#### Task brief:
Return the material below in full and exactly.

#### Recorded data:
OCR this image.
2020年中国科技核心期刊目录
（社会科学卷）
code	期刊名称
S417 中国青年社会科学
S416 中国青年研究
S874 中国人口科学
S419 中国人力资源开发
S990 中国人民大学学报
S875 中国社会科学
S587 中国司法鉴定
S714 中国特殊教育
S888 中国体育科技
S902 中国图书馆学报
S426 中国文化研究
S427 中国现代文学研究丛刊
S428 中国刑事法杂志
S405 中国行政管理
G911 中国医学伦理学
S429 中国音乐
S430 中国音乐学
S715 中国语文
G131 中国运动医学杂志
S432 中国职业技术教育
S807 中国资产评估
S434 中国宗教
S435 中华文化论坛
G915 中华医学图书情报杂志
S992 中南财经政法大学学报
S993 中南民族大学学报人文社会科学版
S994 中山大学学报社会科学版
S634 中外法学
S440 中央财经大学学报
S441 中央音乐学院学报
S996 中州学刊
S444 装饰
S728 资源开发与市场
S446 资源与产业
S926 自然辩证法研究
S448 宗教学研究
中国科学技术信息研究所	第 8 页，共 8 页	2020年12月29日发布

#### Answer to the exercise:
OCR this image.
2020年中国科技核心期刊目录
（社会科学卷）
code	期刊名称
S417 中国青年社会科学
S416 中国青年研究
S874 中国人口科学
S419 中国人力资源开发
S990 中国人民大学学报
S875 中国社会科学
S587 中国司法鉴定
S714 中国特殊教育
S888 中国体育科技
S902 中国图书馆学报
S426 中国文化研究
S427 中国现代文学研究丛刊
S428 中国刑事法杂志
S405 中国行政管理
G911 中国医学伦理学
S429 中国音乐
S430 中国音乐学
S715 中国语文
G131 中国运动医学杂志
S432 中国职业技术教育
S807 中国资产评估
S434 中国宗教
S435 中华文化论坛
G915 中华医学图书情报杂志
S992 中南财经政法大学学报
S993 中南民族大学学报人文社会科学版
S994 中山大学学报社会科学版
S634 中外法学
S440 中央财经大学学报
S441 中央音乐学院学报
S996 中州学刊
S444 装饰
S728 资源开发与市场
S446 资源与产业
S926 自然辩证法研究
S448 宗教学研究
中国科学技术信息研究所	第 8 页，共 8 页	2020年12月29日发布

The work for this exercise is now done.